• **Excerpted records**
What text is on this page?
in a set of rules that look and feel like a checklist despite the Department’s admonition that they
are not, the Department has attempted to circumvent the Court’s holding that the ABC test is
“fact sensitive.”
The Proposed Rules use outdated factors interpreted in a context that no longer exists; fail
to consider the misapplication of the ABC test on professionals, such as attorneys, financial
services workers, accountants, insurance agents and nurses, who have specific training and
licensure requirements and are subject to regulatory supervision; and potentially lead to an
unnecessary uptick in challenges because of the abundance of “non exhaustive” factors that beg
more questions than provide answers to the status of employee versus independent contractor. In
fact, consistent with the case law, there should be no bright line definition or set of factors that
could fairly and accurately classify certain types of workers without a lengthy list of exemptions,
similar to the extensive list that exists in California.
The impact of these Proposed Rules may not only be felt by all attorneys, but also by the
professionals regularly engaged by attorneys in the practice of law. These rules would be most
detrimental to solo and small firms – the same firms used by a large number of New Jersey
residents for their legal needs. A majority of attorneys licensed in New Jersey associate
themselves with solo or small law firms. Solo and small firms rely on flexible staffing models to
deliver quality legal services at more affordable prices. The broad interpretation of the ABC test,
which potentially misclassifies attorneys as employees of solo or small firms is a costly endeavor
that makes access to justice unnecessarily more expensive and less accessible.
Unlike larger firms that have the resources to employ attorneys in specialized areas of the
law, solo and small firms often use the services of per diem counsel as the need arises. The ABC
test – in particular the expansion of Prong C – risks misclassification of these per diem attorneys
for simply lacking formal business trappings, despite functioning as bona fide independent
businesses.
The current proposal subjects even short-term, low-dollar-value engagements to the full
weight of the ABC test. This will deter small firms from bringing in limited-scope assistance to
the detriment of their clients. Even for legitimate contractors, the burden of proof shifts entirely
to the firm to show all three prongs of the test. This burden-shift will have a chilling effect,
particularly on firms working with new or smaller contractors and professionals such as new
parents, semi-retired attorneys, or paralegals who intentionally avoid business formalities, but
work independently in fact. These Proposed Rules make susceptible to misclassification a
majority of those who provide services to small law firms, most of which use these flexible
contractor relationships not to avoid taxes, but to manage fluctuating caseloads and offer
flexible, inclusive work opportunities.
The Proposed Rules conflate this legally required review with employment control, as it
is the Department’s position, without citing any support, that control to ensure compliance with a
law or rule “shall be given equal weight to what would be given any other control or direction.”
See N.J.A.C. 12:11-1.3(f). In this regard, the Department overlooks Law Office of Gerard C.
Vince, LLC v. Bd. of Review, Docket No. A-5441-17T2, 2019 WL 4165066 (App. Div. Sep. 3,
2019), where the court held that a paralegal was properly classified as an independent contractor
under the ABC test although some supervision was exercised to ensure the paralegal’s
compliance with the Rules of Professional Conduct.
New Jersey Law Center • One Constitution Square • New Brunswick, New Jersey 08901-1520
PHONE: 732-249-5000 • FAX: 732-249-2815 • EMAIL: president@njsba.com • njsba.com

• **Problem to work on**
Print every record above exactly as written.

• **Response to the task**
What text is on this page?
in a set of rules that look and feel like a checklist despite the Department’s admonition that they
are not, the Department has attempted to circumvent the Court’s holding that the ABC test is
“fact sensitive.”
The Proposed Rules use outdated factors interpreted in a context that no longer exists; fail
to consider the misapplication of the ABC test on professionals, such as attorneys, financial
services workers, accountants, insurance agents and nurses, who have specific training and
licensure requirements and are subject to regulatory supervision; and potentially lead to an
unnecessary uptick in challenges because of the abundance of “non exhaustive” factors that beg
more questions than provide answers to the status of employee versus independent contractor. In
fact, consistent with the case law, there should be no bright line definition or set of factors that
could fairly and accurately classify certain types of workers without a lengthy list of exemptions,
similar to the extensive list that exists in California.
The impact of these Proposed Rules may not only be felt by all attorneys, but also by the
professionals regularly engaged by attorneys in the practice of law. These rules would be most
detrimental to solo and small firms – the same firms used by a large number of New Jersey
residents for their legal needs. A majority of attorneys licensed in New Jersey associate
themselves with solo or small law firms. Solo and small firms rely on flexible staffing models to
deliver quality legal services at more affordable prices. The broad interpretation of the ABC test,
which potentially misclassifies attorneys as employees of solo or small firms is a costly endeavor
that makes access to justice unnecessarily more expensive and less accessible.
Unlike larger firms that have the resources to employ attorneys in specialized areas of the
law, solo and small firms often use the services of per diem counsel as the need arises. The ABC
test – in particular the expansion of Prong C – risks misclassification of these per diem attorneys
for simply lacking formal business trappings, despite functioning as bona fide independent
businesses.
The current proposal subjects even short-term, low-dollar-value engagements to the full
weight of the ABC test. This will deter small firms from bringing in limited-scope assistance to
the detriment of their clients. Even for legitimate contractors, the burden of proof shifts entirely
to the firm to show all three prongs of the test. This burden-shift will have a chilling effect,
particularly on firms working with new or smaller contractors and professionals such as new
parents, semi-retired attorneys, or paralegals who intentionally avoid business formalities, but
work independently in fact. These Proposed Rules make susceptible to misclassification a
majority of those who provide services to small law firms, most of which use these flexible
contractor relationships not to avoid taxes, but to manage fluctuating caseloads and offer
flexible, inclusive work opportunities.
The Proposed Rules conflate this legally required review with employment control, as it
is the Department’s position, without citing any support, that control to ensure compliance with a
law or rule “shall be given equal weight to what would be given any other control or direction.”
See N.J.A.C. 12:11-1.3(f). In this regard, the Department overlooks Law Office of Gerard C.
Vince, LLC v. Bd. of Review, Docket No. A-5441-17T2, 2019 WL 4165066 (App. Div. Sep. 3,
2019), where the court held that a paralegal was properly classified as an independent contractor
under the ABC test although some supervision was exercised to ensure the paralegal’s
compliance with the Rules of Professional Conduct.
New Jersey Law Center • One Constitution Square • New Brunswick, New Jersey 08901-1520
PHONE: 732-249-5000 • FAX: 732-249-2815 • EMAIL: president@njsba.com • njsba.com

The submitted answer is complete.